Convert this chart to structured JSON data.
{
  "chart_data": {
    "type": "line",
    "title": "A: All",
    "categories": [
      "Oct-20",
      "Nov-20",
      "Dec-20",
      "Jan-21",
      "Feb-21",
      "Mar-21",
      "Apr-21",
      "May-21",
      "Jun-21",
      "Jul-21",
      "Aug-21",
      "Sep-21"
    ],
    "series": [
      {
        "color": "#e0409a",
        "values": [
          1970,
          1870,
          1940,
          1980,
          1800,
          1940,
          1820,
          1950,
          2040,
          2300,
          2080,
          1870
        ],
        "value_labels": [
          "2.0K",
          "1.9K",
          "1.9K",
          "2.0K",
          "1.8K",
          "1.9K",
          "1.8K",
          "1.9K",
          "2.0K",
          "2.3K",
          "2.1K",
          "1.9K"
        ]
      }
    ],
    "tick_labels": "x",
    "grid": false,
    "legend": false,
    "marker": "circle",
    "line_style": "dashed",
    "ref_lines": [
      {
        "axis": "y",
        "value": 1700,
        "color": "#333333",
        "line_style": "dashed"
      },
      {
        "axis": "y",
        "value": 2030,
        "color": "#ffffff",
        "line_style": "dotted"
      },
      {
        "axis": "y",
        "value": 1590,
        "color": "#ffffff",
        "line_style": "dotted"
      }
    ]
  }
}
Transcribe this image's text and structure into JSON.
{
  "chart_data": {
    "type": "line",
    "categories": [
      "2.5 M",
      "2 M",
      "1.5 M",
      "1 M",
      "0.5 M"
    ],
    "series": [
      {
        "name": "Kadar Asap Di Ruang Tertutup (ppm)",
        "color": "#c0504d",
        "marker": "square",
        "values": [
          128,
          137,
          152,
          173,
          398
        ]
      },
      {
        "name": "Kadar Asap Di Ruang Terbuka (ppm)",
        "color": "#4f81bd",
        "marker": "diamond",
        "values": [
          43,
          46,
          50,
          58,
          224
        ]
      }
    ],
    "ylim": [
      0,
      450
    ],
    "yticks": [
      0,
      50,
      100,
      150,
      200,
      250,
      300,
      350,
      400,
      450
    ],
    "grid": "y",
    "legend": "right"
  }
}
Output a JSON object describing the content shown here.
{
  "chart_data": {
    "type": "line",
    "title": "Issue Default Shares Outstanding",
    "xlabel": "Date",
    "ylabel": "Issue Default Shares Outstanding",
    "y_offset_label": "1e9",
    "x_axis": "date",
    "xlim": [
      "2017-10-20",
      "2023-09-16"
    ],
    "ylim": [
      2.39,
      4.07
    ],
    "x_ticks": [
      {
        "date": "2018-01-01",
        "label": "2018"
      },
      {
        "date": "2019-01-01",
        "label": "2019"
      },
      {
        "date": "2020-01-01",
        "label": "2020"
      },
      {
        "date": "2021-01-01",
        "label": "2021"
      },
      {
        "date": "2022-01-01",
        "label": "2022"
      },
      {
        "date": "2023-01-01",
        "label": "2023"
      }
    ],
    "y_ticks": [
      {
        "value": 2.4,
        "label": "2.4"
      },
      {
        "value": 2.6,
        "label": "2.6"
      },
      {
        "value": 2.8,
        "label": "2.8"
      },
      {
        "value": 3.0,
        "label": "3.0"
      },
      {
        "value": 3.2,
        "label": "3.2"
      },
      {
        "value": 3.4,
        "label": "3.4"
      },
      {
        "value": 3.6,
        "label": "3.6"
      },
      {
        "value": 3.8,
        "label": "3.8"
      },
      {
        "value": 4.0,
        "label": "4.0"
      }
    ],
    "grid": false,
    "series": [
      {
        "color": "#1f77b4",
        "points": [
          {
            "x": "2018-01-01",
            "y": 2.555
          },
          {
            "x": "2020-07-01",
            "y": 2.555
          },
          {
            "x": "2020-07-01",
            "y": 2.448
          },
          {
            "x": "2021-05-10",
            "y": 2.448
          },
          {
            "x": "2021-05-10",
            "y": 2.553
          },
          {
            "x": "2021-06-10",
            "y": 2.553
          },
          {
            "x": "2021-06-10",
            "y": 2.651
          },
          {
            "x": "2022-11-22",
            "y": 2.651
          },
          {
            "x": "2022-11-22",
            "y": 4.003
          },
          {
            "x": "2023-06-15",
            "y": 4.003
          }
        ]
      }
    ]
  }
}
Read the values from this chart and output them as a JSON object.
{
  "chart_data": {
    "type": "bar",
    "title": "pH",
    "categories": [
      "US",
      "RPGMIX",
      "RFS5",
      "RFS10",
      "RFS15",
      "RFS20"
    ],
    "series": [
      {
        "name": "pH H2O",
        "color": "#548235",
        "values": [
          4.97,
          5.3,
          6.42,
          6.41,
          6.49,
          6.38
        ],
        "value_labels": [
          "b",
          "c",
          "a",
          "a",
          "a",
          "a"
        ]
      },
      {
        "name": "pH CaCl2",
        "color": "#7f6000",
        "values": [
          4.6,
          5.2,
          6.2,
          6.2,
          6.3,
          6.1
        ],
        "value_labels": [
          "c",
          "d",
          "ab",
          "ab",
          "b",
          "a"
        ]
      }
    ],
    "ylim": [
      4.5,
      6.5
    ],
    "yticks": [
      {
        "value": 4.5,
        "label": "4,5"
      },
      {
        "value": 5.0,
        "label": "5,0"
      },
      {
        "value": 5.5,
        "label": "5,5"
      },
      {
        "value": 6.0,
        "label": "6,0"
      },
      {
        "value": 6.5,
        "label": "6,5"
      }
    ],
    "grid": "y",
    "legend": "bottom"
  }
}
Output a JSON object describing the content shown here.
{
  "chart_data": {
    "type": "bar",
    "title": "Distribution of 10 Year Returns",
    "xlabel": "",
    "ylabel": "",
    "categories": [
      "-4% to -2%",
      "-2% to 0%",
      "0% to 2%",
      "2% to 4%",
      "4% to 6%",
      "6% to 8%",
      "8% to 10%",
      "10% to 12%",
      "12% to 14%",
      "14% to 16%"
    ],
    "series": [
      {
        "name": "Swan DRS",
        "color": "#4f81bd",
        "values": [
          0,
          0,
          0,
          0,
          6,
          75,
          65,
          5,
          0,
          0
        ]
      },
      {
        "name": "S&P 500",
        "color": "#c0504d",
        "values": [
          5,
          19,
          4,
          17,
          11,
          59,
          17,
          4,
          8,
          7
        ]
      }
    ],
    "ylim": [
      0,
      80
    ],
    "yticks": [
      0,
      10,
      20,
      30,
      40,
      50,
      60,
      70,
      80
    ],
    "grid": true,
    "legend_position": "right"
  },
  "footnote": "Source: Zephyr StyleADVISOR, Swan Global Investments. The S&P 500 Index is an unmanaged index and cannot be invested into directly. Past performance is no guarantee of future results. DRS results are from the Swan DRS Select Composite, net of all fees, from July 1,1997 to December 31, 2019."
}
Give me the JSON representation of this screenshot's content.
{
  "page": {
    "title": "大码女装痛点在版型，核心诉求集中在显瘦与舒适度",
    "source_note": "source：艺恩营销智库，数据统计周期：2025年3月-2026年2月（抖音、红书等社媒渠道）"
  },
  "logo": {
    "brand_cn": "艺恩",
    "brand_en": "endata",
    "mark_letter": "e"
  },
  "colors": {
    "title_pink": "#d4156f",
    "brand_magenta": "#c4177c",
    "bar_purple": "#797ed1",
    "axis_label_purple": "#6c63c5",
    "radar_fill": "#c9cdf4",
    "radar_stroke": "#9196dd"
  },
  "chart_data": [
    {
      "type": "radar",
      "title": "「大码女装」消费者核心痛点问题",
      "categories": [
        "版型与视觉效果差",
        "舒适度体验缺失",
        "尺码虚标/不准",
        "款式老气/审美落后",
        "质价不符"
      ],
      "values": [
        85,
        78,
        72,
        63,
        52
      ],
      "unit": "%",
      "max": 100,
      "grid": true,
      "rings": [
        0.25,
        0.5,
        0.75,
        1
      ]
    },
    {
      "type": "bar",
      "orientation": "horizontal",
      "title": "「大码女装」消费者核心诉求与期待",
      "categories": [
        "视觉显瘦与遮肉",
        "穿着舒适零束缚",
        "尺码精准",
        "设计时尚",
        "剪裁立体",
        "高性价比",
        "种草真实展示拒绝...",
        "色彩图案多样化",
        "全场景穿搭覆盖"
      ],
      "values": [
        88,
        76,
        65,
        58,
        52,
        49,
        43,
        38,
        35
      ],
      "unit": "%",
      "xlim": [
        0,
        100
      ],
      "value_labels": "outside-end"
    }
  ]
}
────────────────────────────────────────
Copy every line that contains the string "Issue".

Solution for this exercise →
    "title": "Issue Default Shares Outstanding",
    "ylabel": "Issue Default Shares Outstanding",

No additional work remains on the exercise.